What is required:
Your task is to give the data again, exactly, with every line intact.

----- Provided material -----

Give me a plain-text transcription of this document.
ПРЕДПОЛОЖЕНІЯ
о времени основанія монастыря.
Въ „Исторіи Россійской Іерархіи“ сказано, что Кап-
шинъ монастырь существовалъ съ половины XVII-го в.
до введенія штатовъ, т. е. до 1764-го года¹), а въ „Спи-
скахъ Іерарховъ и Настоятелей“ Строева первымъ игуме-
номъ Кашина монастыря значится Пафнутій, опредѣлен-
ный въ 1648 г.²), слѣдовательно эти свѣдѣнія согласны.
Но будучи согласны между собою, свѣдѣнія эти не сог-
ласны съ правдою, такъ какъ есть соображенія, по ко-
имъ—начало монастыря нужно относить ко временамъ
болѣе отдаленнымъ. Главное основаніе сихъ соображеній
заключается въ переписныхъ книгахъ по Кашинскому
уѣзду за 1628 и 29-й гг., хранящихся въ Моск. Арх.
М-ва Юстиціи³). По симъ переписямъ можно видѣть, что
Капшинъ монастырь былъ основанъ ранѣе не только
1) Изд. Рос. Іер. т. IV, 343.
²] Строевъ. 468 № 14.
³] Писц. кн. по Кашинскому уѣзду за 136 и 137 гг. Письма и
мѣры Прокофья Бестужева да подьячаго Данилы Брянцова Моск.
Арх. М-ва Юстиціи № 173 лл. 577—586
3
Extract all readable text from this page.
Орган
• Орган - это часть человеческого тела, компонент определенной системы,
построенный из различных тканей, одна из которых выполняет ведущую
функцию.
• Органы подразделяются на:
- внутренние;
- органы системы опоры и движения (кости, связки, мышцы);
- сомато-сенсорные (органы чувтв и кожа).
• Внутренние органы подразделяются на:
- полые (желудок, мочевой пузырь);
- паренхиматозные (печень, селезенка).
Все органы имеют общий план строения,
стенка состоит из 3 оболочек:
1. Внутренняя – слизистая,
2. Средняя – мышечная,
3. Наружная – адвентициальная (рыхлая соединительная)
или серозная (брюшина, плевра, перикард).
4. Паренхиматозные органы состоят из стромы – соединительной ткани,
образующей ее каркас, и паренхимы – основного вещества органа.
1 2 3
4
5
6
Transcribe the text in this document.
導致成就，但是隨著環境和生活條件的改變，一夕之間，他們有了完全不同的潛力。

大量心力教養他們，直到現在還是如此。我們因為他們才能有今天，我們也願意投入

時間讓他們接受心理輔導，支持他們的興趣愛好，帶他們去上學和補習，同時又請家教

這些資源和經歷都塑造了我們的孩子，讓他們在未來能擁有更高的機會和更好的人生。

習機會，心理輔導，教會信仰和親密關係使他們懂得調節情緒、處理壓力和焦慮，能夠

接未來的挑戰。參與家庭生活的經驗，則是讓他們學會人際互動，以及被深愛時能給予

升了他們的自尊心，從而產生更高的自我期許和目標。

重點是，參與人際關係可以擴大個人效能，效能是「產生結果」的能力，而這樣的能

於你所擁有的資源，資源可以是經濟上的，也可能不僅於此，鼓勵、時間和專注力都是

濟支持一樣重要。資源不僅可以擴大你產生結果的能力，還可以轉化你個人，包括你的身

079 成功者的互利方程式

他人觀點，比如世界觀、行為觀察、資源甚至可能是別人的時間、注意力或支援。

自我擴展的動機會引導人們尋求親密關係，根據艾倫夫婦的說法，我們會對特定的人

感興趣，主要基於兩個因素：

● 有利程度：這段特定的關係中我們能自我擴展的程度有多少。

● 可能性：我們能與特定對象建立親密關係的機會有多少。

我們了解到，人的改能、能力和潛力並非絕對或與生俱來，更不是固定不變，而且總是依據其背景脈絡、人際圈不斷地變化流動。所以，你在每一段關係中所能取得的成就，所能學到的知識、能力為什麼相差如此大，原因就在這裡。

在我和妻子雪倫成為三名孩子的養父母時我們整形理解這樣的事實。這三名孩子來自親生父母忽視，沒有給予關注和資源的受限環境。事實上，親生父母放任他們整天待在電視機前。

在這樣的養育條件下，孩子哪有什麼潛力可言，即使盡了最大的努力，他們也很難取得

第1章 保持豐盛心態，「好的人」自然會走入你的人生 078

-----

Written reply:
Give me a plain-text transcription of this document.
ПРЕДПОЛОЖЕНІЯ
о времени основанія монастыря.
Въ „Исторіи Россійской Іерархіи“ сказано, что Кап-
шинъ монастырь существовалъ съ половины XVII-го в.
до введенія штатовъ, т. е. до 1764-го года¹), а въ „Спи-
скахъ Іерарховъ и Настоятелей“ Строева первымъ игуме-
номъ Кашина монастыря значится Пафнутій, опредѣлен-
ный въ 1648 г.²), слѣдовательно эти свѣдѣнія согласны.
Но будучи согласны между собою, свѣдѣнія эти не сог-
ласны съ правдою, такъ какъ есть соображенія, по ко-
имъ—начало монастыря нужно относить ко временамъ
болѣе отдаленнымъ. Главное основаніе сихъ соображеній
заключается въ переписныхъ книгахъ по Кашинскому
уѣзду за 1628 и 29-й гг., хранящихся въ Моск. Арх.
М-ва Юстиціи³). По симъ переписямъ можно видѣть, что
Капшинъ монастырь былъ основанъ ранѣе не только
1) Изд. Рос. Іер. т. IV, 343.
²] Строевъ. 468 № 14.
³] Писц. кн. по Кашинскому уѣзду за 136 и 137 гг. Письма и
мѣры Прокофья Бестужева да подьячаго Данилы Брянцова Моск.
Арх. М-ва Юстиціи № 173 лл. 577—586
3
Extract all readable text from this page.
Орган
• Орган - это часть человеческого тела, компонент определенной системы,
построенный из различных тканей, одна из которых выполняет ведущую
функцию.
• Органы подразделяются на:
- внутренние;
- органы системы опоры и движения (кости, связки, мышцы);
- сомато-сенсорные (органы чувтв и кожа).
• Внутренние органы подразделяются на:
- полые (желудок, мочевой пузырь);
- паренхиматозные (печень, селезенка).
Все органы имеют общий план строения,
стенка состоит из 3 оболочек:
1. Внутренняя – слизистая,
2. Средняя – мышечная,
3. Наружная – адвентициальная (рыхлая соединительная)
или серозная (брюшина, плевра, перикард).
4. Паренхиматозные органы состоят из стромы – соединительной ткани,
образующей ее каркас, и паренхимы – основного вещества органа.
1 2 3
4
5
6
Transcribe the text in this document.
導致成就，但是隨著環境和生活條件的改變，一夕之間，他們有了完全不同的潛力。

大量心力教養他們，直到現在還是如此。我們因為他們才能有今天，我們也願意投入

時間讓他們接受心理輔導，支持他們的興趣愛好，帶他們去上學和補習，同時又請家教

這些資源和經歷都塑造了我們的孩子，讓他們在未來能擁有更高的機會和更好的人生。

習機會，心理輔導，教會信仰和親密關係使他們懂得調節情緒、處理壓力和焦慮，能夠

接未來的挑戰。參與家庭生活的經驗，則是讓他們學會人際互動，以及被深愛時能給予

升了他們的自尊心，從而產生更高的自我期許和目標。

重點是，參與人際關係可以擴大個人效能，效能是「產生結果」的能力，而這樣的能

於你所擁有的資源，資源可以是經濟上的，也可能不僅於此，鼓勵、時間和專注力都是

濟支持一樣重要。資源不僅可以擴大你產生結果的能力，還可以轉化你個人，包括你的身

079 成功者的互利方程式

他人觀點，比如世界觀、行為觀察、資源甚至可能是別人的時間、注意力或支援。

自我擴展的動機會引導人們尋求親密關係，根據艾倫夫婦的說法，我們會對特定的人

感興趣，主要基於兩個因素：

● 有利程度：這段特定的關係中我們能自我擴展的程度有多少。

● 可能性：我們能與特定對象建立親密關係的機會有多少。

我們了解到，人的改能、能力和潛力並非絕對或與生俱來，更不是固定不變，而且總是依據其背景脈絡、人際圈不斷地變化流動。所以，你在每一段關係中所能取得的成就，所能學到的知識、能力為什麼相差如此大，原因就在這裡。

在我和妻子雪倫成為三名孩子的養父母時我們整形理解這樣的事實。這三名孩子來自親生父母忽視，沒有給予關注和資源的受限環境。事實上，親生父母放任他們整天待在電視機前。

在這樣的養育條件下，孩子哪有什麼潛力可言，即使盡了最大的努力，他們也很難取得

第1章 保持豐盛心態，「好的人」自然會走入你的人生 078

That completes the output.